> _Tarea 1_: ¿Puedes reproducir el fragmento sobre los inmigrantes y los Paúles, empezando por "Al calor de" y siguiendo hasta "en obras concretas.", pero cambiando "evangelización" por "misión"?
> _Tarea 2_: ¿Cómo seguiría el fragmento sobre los inmigrantes y los Paúles? Escribe la parte siguiente a partir de su última frase.

> _Fragmento seleccionado_:
_ _ _ _ _
Actualmente en España los inmigrantes constituyen un punto fundamental de la realidad de pobreza. El boom migratorio que ha sorprendido a Europa, a España concretamente, es de tal magnitud que requiere de respuestas concretas, no importa que sean pequeñas o imperceptibles, mucho menos si no resuelven todo el problema que aqueja a los inmigrantes. A este respecto vale recordar una experiencia interesante de las Hijas de la Caridad en las 600 de Albacete, donde tienen 3 pisos en los que acogen a los inmigrantes por un año, hasta que se insertan en la vida social con un trabajo y demás necesidades.
La pregunta, fuerte por cierto, que despertó gran interés entre los misioneros presentes fue, ¿qué hacemos los Paúles? Evangelizamos, pero nuestras manos ¿dónde están? Nuestras manos no son sólo para consagrar, ¿no están también para repartir el pan?
Al calor de esta sacudida de conciencia vicentina llegamos a la comprensión de que nos falla la evangelización porque nos limitamos, como portadores de un carisma dinámico y transformador, al anuncio y no aterrizamos en obras concretas.
_ _ _ _ _
> _Datos a examinar_:
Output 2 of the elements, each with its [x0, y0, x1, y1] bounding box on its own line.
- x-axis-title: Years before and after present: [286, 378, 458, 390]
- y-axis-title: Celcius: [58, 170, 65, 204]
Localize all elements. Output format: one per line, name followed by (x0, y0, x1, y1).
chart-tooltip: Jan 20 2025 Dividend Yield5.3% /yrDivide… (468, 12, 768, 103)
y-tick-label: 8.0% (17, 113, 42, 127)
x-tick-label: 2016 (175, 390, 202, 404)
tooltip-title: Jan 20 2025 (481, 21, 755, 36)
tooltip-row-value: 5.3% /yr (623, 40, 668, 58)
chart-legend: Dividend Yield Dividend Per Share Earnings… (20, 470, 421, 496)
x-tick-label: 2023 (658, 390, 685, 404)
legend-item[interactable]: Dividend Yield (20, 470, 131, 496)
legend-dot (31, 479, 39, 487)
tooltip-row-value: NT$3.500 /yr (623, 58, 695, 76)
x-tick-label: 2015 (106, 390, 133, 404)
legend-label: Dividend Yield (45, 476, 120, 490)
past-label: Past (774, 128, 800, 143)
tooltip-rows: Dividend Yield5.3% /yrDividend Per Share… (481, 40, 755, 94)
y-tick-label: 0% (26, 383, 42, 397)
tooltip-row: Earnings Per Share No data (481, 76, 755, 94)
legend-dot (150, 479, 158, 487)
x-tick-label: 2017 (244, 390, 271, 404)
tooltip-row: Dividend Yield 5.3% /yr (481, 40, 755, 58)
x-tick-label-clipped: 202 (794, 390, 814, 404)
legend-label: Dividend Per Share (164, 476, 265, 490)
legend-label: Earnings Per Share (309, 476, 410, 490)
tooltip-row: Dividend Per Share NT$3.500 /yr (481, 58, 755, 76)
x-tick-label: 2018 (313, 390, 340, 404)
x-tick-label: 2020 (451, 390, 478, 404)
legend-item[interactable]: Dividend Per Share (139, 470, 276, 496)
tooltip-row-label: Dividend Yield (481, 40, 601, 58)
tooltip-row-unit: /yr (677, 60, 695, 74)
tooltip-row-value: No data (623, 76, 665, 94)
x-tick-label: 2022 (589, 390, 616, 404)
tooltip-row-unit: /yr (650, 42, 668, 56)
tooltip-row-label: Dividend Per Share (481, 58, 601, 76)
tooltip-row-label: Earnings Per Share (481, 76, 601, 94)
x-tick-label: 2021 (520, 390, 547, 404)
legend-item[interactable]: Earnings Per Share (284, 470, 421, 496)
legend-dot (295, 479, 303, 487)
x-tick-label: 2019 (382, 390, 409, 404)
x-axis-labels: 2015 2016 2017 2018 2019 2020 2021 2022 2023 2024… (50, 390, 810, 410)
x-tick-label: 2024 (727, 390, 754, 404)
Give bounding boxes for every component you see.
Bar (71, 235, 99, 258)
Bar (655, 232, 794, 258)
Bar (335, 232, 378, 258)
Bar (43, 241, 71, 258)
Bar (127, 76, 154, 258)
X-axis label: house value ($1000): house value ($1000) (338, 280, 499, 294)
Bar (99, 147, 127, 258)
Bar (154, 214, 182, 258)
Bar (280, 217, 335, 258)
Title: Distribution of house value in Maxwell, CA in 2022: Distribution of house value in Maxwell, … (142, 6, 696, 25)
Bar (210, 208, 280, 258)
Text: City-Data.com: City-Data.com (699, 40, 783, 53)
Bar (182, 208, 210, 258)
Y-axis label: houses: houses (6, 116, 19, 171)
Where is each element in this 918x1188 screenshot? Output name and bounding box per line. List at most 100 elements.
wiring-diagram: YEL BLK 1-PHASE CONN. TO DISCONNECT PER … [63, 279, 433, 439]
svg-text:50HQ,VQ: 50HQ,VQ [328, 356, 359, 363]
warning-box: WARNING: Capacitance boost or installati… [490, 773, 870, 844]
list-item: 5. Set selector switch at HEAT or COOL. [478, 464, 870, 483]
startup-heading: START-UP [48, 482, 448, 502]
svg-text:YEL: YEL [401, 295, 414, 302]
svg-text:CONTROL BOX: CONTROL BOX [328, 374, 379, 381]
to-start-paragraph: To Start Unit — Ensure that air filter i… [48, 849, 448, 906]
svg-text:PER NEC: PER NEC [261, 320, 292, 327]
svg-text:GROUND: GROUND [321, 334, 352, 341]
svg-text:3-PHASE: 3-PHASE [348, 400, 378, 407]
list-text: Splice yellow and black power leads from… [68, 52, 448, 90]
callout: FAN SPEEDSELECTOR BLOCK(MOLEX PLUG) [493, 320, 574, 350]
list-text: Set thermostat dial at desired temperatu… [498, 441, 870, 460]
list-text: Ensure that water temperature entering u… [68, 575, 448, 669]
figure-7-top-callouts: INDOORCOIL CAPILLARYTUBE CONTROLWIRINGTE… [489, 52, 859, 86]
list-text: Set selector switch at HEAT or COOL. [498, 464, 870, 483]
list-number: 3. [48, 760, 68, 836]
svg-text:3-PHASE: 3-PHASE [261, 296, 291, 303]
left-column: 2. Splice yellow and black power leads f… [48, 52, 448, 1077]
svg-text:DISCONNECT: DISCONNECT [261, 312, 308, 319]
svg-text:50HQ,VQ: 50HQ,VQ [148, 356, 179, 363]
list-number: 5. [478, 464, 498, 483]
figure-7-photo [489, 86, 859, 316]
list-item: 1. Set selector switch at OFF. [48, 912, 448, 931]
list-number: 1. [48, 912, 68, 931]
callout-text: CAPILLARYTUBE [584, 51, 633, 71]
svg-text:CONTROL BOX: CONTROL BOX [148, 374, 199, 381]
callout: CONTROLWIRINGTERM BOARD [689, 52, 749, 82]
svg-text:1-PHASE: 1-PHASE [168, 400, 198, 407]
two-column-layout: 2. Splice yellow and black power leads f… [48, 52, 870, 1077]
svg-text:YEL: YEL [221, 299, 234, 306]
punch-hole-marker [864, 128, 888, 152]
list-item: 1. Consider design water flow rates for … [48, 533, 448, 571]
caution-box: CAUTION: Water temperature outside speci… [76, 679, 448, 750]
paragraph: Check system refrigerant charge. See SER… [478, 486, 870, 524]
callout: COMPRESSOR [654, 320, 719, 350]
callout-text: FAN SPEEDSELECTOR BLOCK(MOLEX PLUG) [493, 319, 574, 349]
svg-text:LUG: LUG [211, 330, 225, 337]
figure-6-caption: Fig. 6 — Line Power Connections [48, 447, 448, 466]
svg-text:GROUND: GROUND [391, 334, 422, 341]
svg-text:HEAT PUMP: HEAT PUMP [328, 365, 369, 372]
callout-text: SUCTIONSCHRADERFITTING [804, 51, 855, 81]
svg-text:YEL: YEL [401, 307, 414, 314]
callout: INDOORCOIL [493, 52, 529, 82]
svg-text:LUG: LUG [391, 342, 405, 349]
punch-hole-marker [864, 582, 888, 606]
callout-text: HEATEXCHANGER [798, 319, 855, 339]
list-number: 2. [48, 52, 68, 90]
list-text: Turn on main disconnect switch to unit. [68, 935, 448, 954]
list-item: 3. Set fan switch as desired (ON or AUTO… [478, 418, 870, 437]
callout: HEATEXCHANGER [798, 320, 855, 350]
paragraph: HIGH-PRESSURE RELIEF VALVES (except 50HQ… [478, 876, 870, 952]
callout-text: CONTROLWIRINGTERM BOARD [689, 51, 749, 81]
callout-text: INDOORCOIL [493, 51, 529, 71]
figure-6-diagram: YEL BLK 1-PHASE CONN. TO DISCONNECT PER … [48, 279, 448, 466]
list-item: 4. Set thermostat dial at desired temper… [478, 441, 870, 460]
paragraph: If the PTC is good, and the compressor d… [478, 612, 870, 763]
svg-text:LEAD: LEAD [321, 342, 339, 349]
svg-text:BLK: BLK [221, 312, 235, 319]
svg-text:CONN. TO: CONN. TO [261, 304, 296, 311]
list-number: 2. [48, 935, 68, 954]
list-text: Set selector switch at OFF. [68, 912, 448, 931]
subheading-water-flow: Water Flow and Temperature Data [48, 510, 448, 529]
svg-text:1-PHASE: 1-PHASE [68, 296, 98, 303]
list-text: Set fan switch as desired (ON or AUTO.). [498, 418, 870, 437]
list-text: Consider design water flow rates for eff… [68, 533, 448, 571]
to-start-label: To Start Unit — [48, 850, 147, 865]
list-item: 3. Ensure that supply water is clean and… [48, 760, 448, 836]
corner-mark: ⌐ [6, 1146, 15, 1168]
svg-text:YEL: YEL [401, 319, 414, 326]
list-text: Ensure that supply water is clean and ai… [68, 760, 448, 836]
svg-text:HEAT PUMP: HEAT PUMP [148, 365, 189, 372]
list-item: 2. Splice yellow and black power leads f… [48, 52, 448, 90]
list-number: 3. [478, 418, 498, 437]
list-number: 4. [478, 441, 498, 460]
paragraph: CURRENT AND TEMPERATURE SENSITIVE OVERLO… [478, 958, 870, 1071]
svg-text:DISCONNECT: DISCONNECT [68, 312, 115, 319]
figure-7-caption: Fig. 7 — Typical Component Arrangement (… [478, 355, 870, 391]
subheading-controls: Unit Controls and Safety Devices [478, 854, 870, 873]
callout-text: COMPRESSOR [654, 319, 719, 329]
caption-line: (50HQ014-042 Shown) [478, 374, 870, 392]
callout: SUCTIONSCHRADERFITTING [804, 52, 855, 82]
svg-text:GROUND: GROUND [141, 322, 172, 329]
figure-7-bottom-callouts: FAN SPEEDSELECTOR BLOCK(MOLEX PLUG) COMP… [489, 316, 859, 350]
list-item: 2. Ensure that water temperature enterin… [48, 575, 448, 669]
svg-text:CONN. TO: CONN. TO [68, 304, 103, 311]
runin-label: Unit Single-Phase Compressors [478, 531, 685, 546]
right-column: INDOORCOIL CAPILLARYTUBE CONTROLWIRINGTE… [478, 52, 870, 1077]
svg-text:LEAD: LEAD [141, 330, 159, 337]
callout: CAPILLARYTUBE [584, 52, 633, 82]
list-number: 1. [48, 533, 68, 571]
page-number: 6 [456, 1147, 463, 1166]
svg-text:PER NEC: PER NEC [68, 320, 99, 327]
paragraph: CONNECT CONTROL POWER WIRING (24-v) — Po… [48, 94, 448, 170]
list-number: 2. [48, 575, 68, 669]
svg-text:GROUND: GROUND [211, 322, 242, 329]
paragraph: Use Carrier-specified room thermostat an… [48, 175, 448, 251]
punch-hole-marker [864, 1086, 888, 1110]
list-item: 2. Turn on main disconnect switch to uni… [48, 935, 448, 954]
_ _ _ _ _
> _Resultado 1_:
Al calor de esta sacudida de conciencia vicentina llegamos a la comprensión de que nos falla la misión porque nos limitamos, como portadores de un carisma dinámico y transformador, al anuncio y no aterrizamos en obras concretas.

> _Resultado 2_:
Ser pobre no es un delito, es una desgracia. No se resuelve su situación encerrándolos, despatriándolos o marginándolos más. Sabemos que no saldrán de su situación si no es por su voluntad. La institución puede distorsionar la visión de Jesús y de San Vicente, pero hay que estar atentos por si la institución, en efecto, es buena y si soluciona en verdad los problemas de los pobres.
Parece ser cierto que a los pobres les podemos ofrecer cambios, pero ¿qué hacer si lo primero es saciar su hambre, su falta de vivienda, darles orientación y acompañamiento? Debemos aspirar a los máximo y dar gratuitamente, pero involucrarlos en su transformación.
En la iniciativa de emprender nuevos proyectos tenemos que estar preparados para aceptar la crítica, pero jamás podemos renunciar al contacto con los pobres y de contar con ellos.